Aim:
All entries are to be quoted exactly; the images stay out of the copy.

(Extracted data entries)
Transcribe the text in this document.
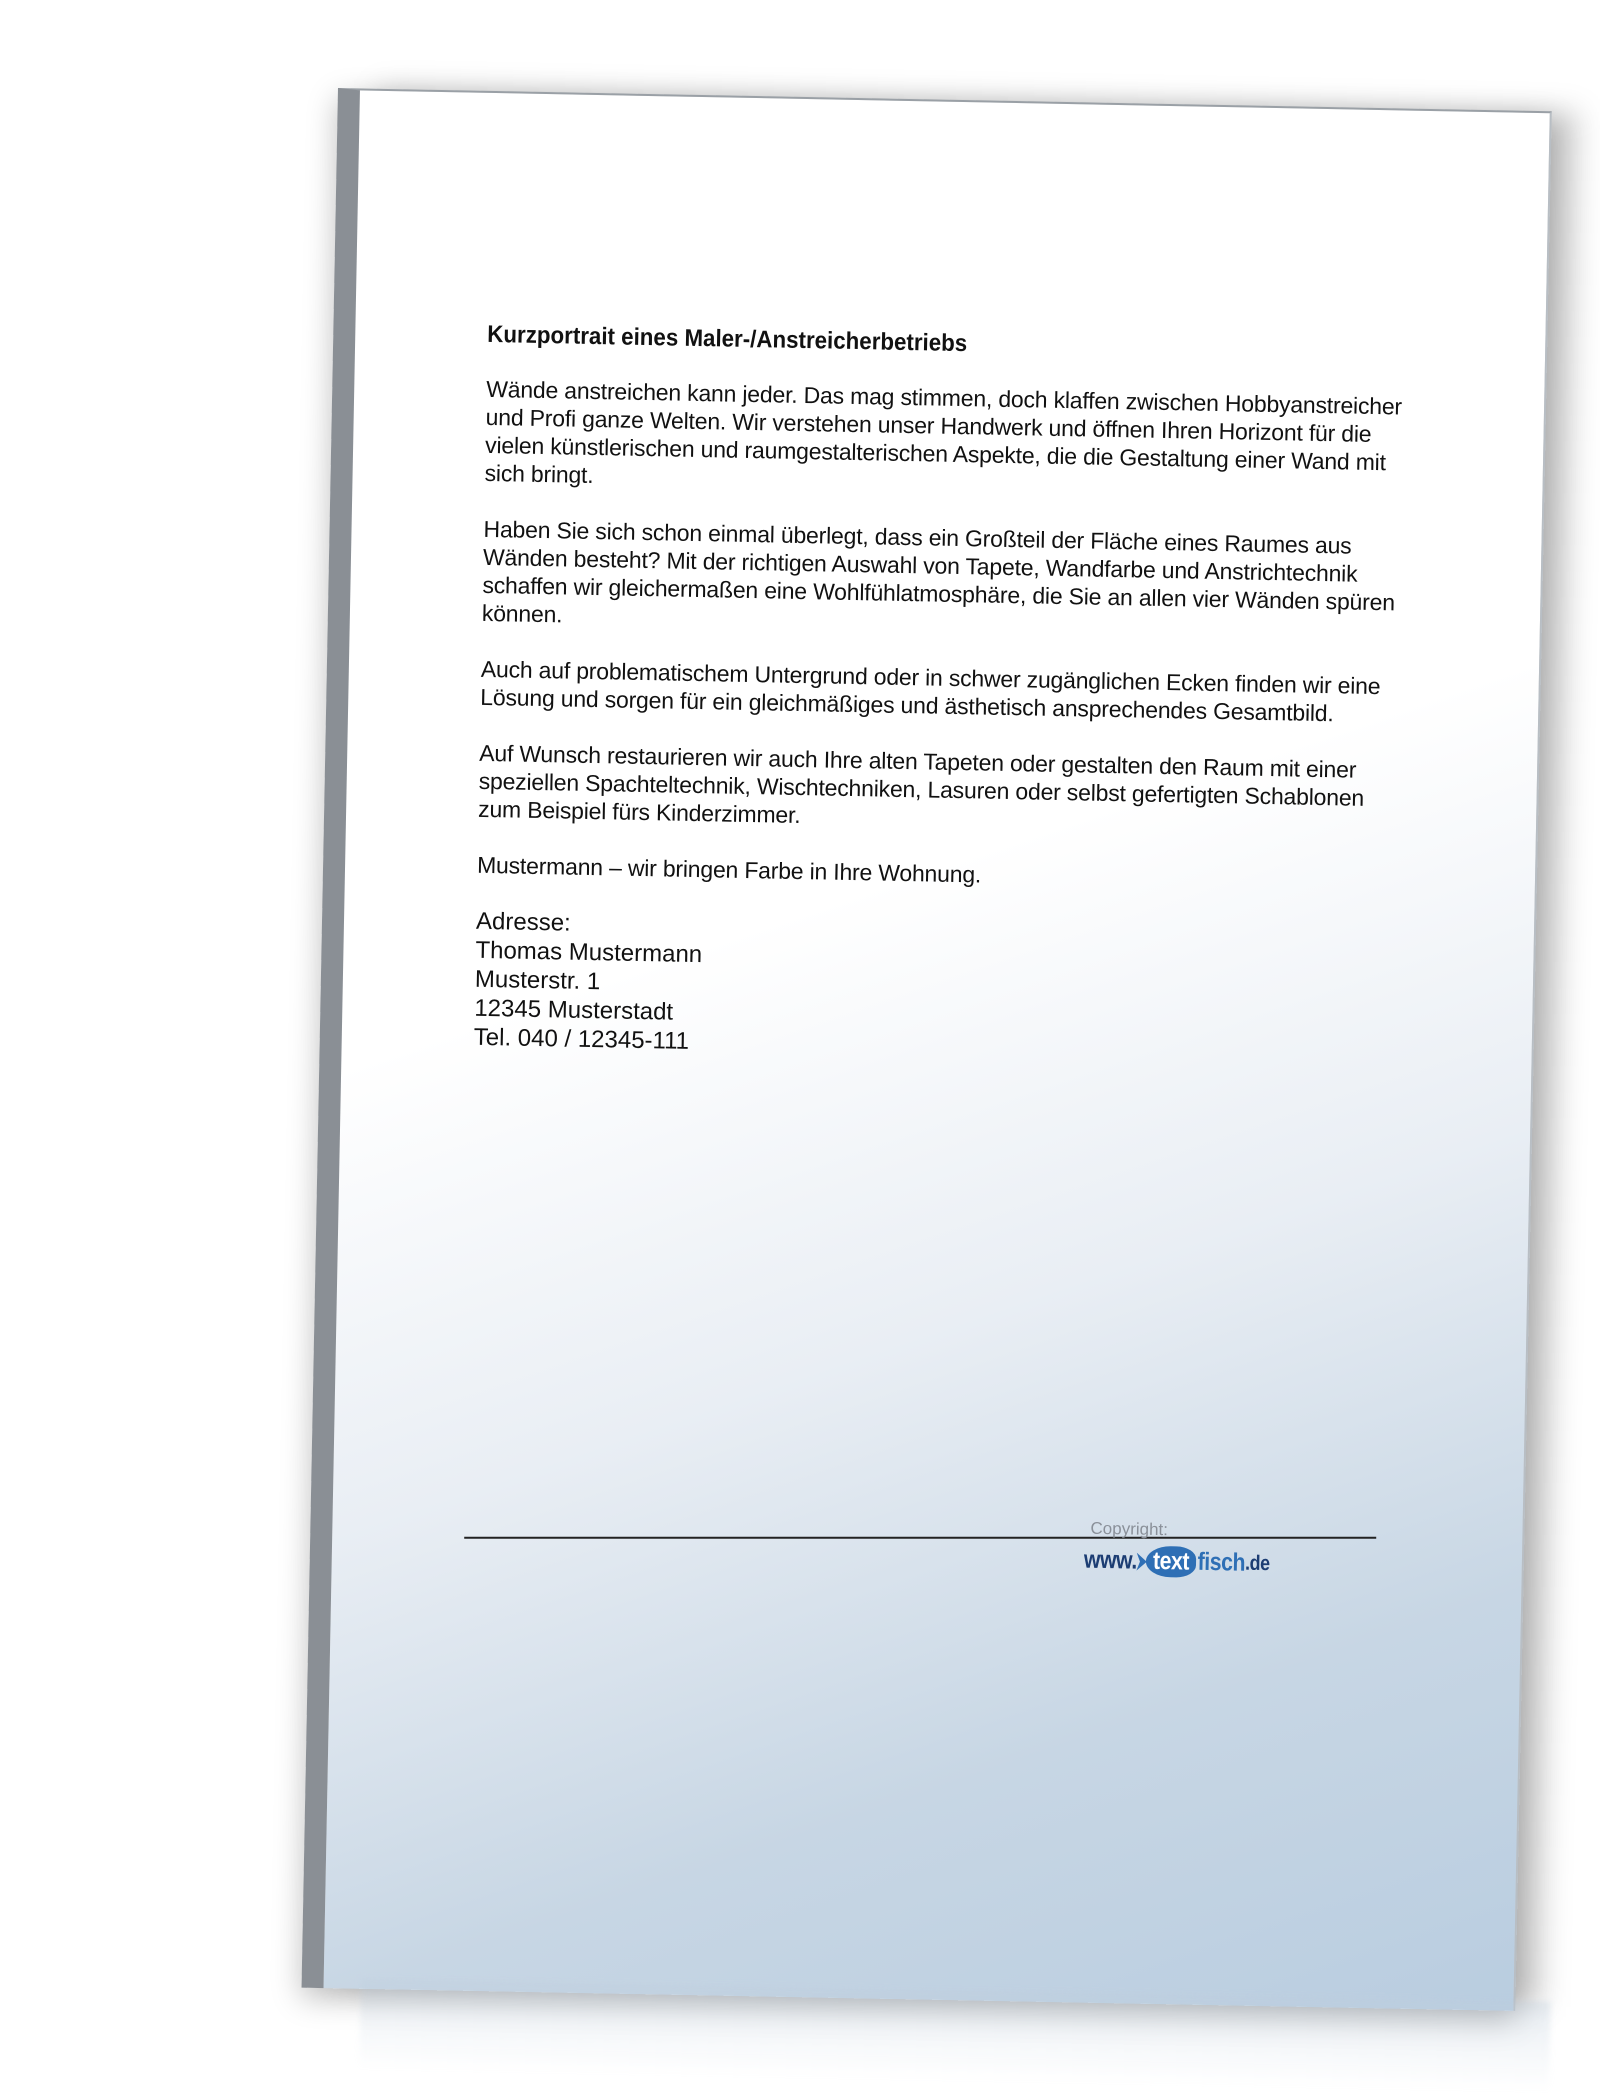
Kurzportrait eines Maler-/Anstreicherbetriebs

Wände anstreichen kann jeder. Das mag stimmen, doch klaffen zwischen Hobbyanstreicher und Profi ganze Welten. Wir verstehen unser Handwerk und öffnen Ihren Horizont für die vielen künstlerischen und raumgestalterischen Aspekte, die die Gestaltung einer Wand mit sich bringt.

Haben Sie sich schon einmal überlegt, dass ein Großteil der Fläche eines Raumes aus Wänden besteht? Mit der richtigen Auswahl von Tapete, Wandfarbe und Anstrichtechnik schaffen wir gleichermaßen eine Wohlfühlatmosphäre, die Sie an allen vier Wänden spüren können.

Auch auf problematischem Untergrund oder in schwer zugänglichen Ecken finden wir eine Lösung und sorgen für ein gleichmäßiges und ästhetisch ansprechendes Gesamtbild.

Auf Wunsch restaurieren wir auch Ihre alten Tapeten oder gestalten den Raum mit einer speziellen Spachteltechnik, Wischtechniken, Lasuren oder selbst gefertigten Schablonen zum Beispiel fürs Kinderzimmer.

Mustermann – wir bringen Farbe in Ihre Wohnung.

Adresse:
Thomas Mustermann
Musterstr. 1
12345 Musterstadt
Tel. 040 / 12345-111
Copyright:
www. text fisch .de
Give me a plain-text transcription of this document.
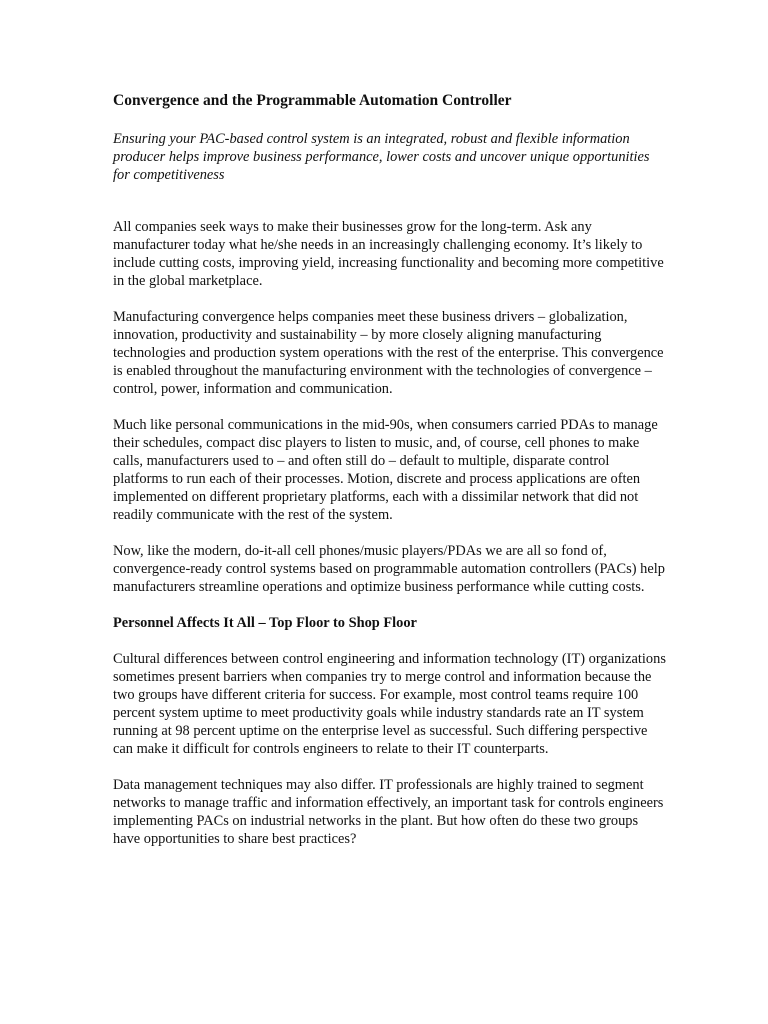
Convergence and the Programmable Automation Controller

Ensuring your PAC-based control system is an integrated, robust and flexible information producer helps improve business performance, lower costs and uncover unique opportunities for competitiveness

All companies seek ways to make their businesses grow for the long-term. Ask any manufacturer today what he/she needs in an increasingly challenging economy. It’s likely to include cutting costs, improving yield, increasing functionality and becoming more competitive in the global marketplace.

Manufacturing convergence helps companies meet these business drivers – globalization, innovation, productivity and sustainability – by more closely aligning manufacturing technologies and production system operations with the rest of the enterprise. This convergence is enabled throughout the manufacturing environment with the technologies of convergence – control, power, information and communication.

Much like personal communications in the mid-90s, when consumers carried PDAs to manage their schedules, compact disc players to listen to music, and, of course, cell phones to make calls, manufacturers used to – and often still do – default to multiple, disparate control platforms to run each of their processes. Motion, discrete and process applications are often implemented on different proprietary platforms, each with a dissimilar network that did not readily communicate with the rest of the system.

Now, like the modern, do-it-all cell phones/music players/PDAs we are all so fond of, convergence-ready control systems based on programmable automation controllers (PACs) help manufacturers streamline operations and optimize business performance while cutting costs.

Personnel Affects It All – Top Floor to Shop Floor

Cultural differences between control engineering and information technology (IT) organizations sometimes present barriers when companies try to merge control and information because the two groups have different criteria for success. For example, most control teams require 100 percent system uptime to meet productivity goals while industry standards rate an IT system running at 98 percent uptime on the enterprise level as successful. Such differing perspective can make it difficult for controls engineers to relate to their IT counterparts.

Data management techniques may also differ. IT professionals are highly trained to segment networks to manage traffic and information effectively, an important task for controls engineers implementing PACs on industrial networks in the plant. But how often do these two groups have opportunities to share best practices?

Solution to this exercise:
Transcribe the text in this document.
Kurzportrait eines Maler-/Anstreicherbetriebs

Wände anstreichen kann jeder. Das mag stimmen, doch klaffen zwischen Hobbyanstreicher und Profi ganze Welten. Wir verstehen unser Handwerk und öffnen Ihren Horizont für die vielen künstlerischen und raumgestalterischen Aspekte, die die Gestaltung einer Wand mit sich bringt.

Haben Sie sich schon einmal überlegt, dass ein Großteil der Fläche eines Raumes aus Wänden besteht? Mit der richtigen Auswahl von Tapete, Wandfarbe und Anstrichtechnik schaffen wir gleichermaßen eine Wohlfühlatmosphäre, die Sie an allen vier Wänden spüren können.

Auch auf problematischem Untergrund oder in schwer zugänglichen Ecken finden wir eine Lösung und sorgen für ein gleichmäßiges und ästhetisch ansprechendes Gesamtbild.

Auf Wunsch restaurieren wir auch Ihre alten Tapeten oder gestalten den Raum mit einer speziellen Spachteltechnik, Wischtechniken, Lasuren oder selbst gefertigten Schablonen zum Beispiel fürs Kinderzimmer.

Mustermann – wir bringen Farbe in Ihre Wohnung.

Adresse:
Thomas Mustermann
Musterstr. 1
12345 Musterstadt
Tel. 040 / 12345-111
Copyright:
www. text fisch .de
Give me a plain-text transcription of this document.
Convergence and the Programmable Automation Controller

Ensuring your PAC-based control system is an integrated, robust and flexible information producer helps improve business performance, lower costs and uncover unique opportunities for competitiveness

All companies seek ways to make their businesses grow for the long-term. Ask any manufacturer today what he/she needs in an increasingly challenging economy. It’s likely to include cutting costs, improving yield, increasing functionality and becoming more competitive in the global marketplace.

Manufacturing convergence helps companies meet these business drivers – globalization, innovation, productivity and sustainability – by more closely aligning manufacturing technologies and production system operations with the rest of the enterprise. This convergence is enabled throughout the manufacturing environment with the technologies of convergence – control, power, information and communication.

Much like personal communications in the mid-90s, when consumers carried PDAs to manage their schedules, compact disc players to listen to music, and, of course, cell phones to make calls, manufacturers used to – and often still do – default to multiple, disparate control platforms to run each of their processes. Motion, discrete and process applications are often implemented on different proprietary platforms, each with a dissimilar network that did not readily communicate with the rest of the system.

Now, like the modern, do-it-all cell phones/music players/PDAs we are all so fond of, convergence-ready control systems based on programmable automation controllers (PACs) help manufacturers streamline operations and optimize business performance while cutting costs.

Personnel Affects It All – Top Floor to Shop Floor

Cultural differences between control engineering and information technology (IT) organizations sometimes present barriers when companies try to merge control and information because the two groups have different criteria for success. For example, most control teams require 100 percent system uptime to meet productivity goals while industry standards rate an IT system running at 98 percent uptime on the enterprise level as successful. Such differing perspective can make it difficult for controls engineers to relate to their IT counterparts.

Data management techniques may also differ. IT professionals are highly trained to segment networks to manage traffic and information effectively, an important task for controls engineers implementing PACs on industrial networks in the plant. But how often do these two groups have opportunities to share best practices?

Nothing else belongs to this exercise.